EXERCISE BRIEF: Repeat word for word the stretch of lines below from the line containing "Detect and localize" through the line containing "cell-zh: 0 [454,352,462,369]", and leave the pictures out of your answer.

-- Start ENTRIES --

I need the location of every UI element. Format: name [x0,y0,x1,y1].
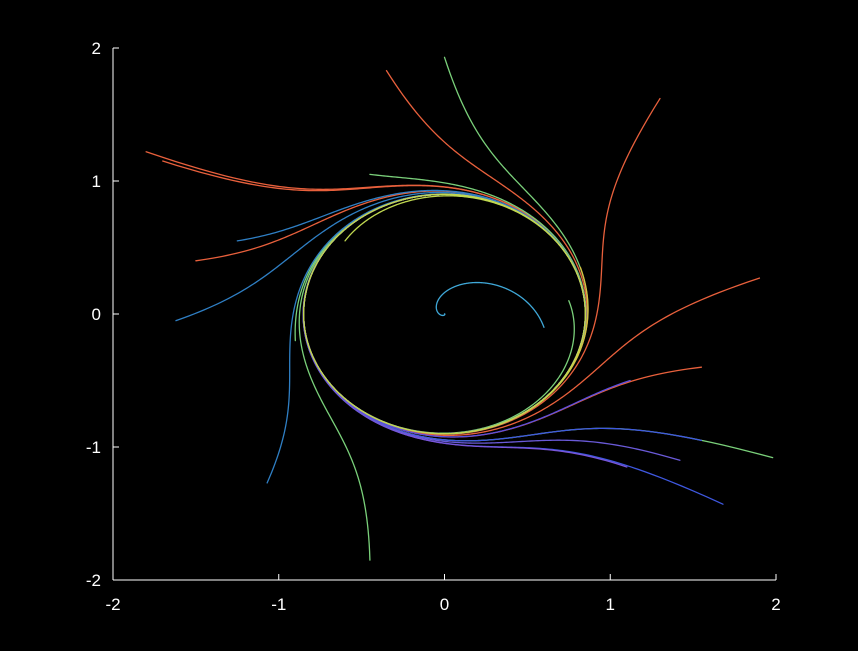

-- End ENTRIES --
-- Start ENTRIES --

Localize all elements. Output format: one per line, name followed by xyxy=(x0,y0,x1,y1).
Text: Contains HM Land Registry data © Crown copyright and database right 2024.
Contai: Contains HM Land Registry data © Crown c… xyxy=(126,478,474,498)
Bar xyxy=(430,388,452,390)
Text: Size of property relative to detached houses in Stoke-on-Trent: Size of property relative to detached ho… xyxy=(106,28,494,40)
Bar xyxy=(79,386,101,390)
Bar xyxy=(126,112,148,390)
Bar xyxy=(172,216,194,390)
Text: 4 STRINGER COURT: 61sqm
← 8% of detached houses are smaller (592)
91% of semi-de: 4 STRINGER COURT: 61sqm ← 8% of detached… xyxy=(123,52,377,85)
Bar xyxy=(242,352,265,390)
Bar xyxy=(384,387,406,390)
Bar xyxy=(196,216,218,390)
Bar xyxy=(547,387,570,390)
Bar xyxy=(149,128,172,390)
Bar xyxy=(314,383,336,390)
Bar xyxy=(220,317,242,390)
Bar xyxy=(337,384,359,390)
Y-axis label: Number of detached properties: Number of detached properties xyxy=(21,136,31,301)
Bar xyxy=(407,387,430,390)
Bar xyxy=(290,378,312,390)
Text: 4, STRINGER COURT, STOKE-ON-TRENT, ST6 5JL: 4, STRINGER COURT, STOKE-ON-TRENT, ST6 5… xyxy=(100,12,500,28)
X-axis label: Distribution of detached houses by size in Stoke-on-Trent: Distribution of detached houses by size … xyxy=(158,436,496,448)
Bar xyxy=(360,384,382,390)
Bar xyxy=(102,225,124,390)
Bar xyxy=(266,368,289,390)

-- End ENTRIES --
-- Start ENTRIES --

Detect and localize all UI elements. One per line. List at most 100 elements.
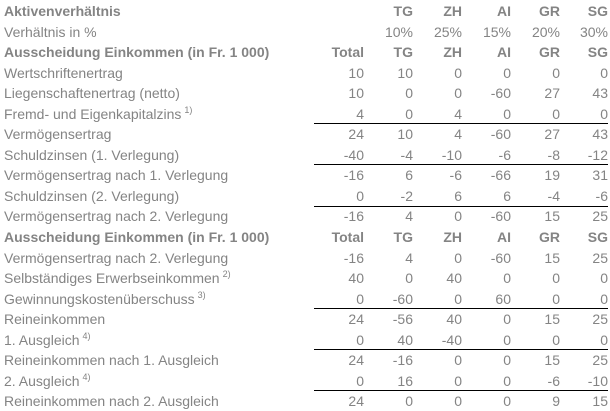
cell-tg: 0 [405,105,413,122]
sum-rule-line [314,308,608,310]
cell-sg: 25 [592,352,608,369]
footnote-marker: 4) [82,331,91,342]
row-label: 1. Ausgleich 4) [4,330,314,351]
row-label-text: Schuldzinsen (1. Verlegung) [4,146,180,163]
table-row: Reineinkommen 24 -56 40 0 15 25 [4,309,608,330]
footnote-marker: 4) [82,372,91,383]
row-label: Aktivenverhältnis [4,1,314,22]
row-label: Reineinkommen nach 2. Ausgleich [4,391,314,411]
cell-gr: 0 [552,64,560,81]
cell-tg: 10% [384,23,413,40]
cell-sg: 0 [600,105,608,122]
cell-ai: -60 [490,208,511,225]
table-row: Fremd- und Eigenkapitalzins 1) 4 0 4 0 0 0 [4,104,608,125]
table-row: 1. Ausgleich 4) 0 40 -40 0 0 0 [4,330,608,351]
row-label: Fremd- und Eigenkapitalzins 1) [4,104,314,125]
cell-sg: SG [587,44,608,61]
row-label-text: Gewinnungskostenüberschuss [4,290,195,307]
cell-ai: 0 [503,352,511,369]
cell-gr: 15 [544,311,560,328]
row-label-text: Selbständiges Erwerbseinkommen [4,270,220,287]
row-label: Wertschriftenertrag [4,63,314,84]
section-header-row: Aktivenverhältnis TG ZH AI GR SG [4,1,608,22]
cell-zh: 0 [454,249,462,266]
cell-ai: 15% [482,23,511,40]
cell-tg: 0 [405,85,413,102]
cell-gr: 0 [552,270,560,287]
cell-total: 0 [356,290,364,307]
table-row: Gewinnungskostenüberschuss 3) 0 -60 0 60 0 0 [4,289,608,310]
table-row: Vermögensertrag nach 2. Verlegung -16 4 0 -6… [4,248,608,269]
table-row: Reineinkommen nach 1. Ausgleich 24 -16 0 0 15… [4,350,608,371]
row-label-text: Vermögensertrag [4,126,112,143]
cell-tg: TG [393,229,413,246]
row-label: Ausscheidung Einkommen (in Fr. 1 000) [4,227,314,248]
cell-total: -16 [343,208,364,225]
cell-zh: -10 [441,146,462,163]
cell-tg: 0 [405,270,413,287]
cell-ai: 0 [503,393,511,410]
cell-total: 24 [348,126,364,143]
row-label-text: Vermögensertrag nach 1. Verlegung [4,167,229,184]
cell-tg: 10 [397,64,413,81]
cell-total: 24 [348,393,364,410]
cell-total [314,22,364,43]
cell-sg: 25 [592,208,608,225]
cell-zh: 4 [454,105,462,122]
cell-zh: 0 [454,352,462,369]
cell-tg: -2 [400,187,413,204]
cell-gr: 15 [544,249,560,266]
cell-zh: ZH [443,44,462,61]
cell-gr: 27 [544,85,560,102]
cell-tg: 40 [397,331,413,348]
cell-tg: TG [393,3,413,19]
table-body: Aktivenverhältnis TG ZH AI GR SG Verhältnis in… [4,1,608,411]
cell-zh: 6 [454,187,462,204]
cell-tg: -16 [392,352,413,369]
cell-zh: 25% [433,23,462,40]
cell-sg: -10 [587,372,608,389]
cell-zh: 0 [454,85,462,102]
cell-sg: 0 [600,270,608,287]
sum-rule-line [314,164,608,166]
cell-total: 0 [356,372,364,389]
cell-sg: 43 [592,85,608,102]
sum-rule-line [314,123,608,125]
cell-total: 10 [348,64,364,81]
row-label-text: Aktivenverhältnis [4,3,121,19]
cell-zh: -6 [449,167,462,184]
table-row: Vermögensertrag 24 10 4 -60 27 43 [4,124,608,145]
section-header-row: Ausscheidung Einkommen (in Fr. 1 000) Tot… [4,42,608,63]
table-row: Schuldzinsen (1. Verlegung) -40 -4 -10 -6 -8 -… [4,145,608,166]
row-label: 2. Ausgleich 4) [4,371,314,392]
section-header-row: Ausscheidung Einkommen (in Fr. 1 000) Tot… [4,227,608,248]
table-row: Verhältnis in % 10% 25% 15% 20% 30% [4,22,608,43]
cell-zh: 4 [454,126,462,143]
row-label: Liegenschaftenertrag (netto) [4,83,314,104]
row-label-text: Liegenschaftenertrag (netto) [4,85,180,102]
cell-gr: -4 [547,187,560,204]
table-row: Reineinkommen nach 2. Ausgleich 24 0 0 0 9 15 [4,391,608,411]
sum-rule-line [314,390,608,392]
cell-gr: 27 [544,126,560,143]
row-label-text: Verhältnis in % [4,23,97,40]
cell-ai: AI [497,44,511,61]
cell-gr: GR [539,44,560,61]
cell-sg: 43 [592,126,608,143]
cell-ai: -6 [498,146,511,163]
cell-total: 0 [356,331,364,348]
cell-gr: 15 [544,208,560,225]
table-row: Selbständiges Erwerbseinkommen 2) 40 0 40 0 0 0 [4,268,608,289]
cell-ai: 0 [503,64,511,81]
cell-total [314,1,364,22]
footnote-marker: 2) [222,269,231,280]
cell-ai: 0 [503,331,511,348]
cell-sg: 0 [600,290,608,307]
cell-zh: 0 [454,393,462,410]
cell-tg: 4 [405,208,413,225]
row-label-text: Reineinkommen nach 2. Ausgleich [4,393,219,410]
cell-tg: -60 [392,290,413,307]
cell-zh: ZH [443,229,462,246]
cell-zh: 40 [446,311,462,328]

-- End ENTRIES --

FINISHED ANSWER:
Detect and localize all UI elements. One per line. List at most 100 elements.
cell-tg: 0 [405,105,413,122]
sum-rule-line [314,308,608,310]
cell-sg: 25 [592,352,608,369]
footnote-marker: 4) [82,331,91,342]
row-label: 1. Ausgleich 4) [4,330,314,351]
row-label-text: Schuldzinsen (1. Verlegung) [4,146,180,163]
table-row: Reineinkommen 24 -56 40 0 15 25 [4,309,608,330]
footnote-marker: 4) [82,372,91,383]
row-label: Aktivenverhältnis [4,1,314,22]
row-label: Reineinkommen nach 2. Ausgleich [4,391,314,411]
cell-gr: 0 [552,64,560,81]
cell-tg: 10% [384,23,413,40]
cell-sg: 0 [600,105,608,122]
cell-ai: -60 [490,208,511,225]
table-row: Fremd- und Eigenkapitalzins 1) 4 0 4 0 0 0 [4,104,608,125]
table-row: 1. Ausgleich 4) 0 40 -40 0 0 0 [4,330,608,351]
row-label: Fremd- und Eigenkapitalzins 1) [4,104,314,125]
cell-sg: SG [587,44,608,61]
row-label-text: Gewinnungskostenüberschuss [4,290,195,307]
cell-ai: 0 [503,352,511,369]
cell-gr: 15 [544,311,560,328]
row-label-text: Selbständiges Erwerbseinkommen [4,270,220,287]
row-label: Wertschriftenertrag [4,63,314,84]
section-header-row: Aktivenverhältnis TG ZH AI GR SG [4,1,608,22]
cell-zh: 0 [454,249,462,266]
cell-ai: 15% [482,23,511,40]
cell-tg: 0 [405,85,413,102]
cell-gr: 0 [552,270,560,287]
cell-total: 0 [356,290,364,307]
table-row: Gewinnungskostenüberschuss 3) 0 -60 0 60 0 0 [4,289,608,310]
table-row: Vermögensertrag nach 2. Verlegung -16 4 0 -6… [4,248,608,269]
table-row: Reineinkommen nach 1. Ausgleich 24 -16 0 0 15… [4,350,608,371]
row-label-text: Vermögensertrag [4,126,112,143]
cell-tg: TG [393,229,413,246]
row-label: Ausscheidung Einkommen (in Fr. 1 000) [4,227,314,248]
cell-total: -16 [343,208,364,225]
cell-zh: -10 [441,146,462,163]
cell-tg: 0 [405,270,413,287]
cell-ai: 0 [503,393,511,410]
cell-total: 24 [348,126,364,143]
row-label-text: Vermögensertrag nach 1. Verlegung [4,167,229,184]
cell-tg: 10 [397,64,413,81]
cell-total: 24 [348,393,364,410]
cell-total [314,22,364,43]
cell-sg: 25 [592,208,608,225]
cell-zh: 4 [454,105,462,122]
cell-zh: 0 [454,352,462,369]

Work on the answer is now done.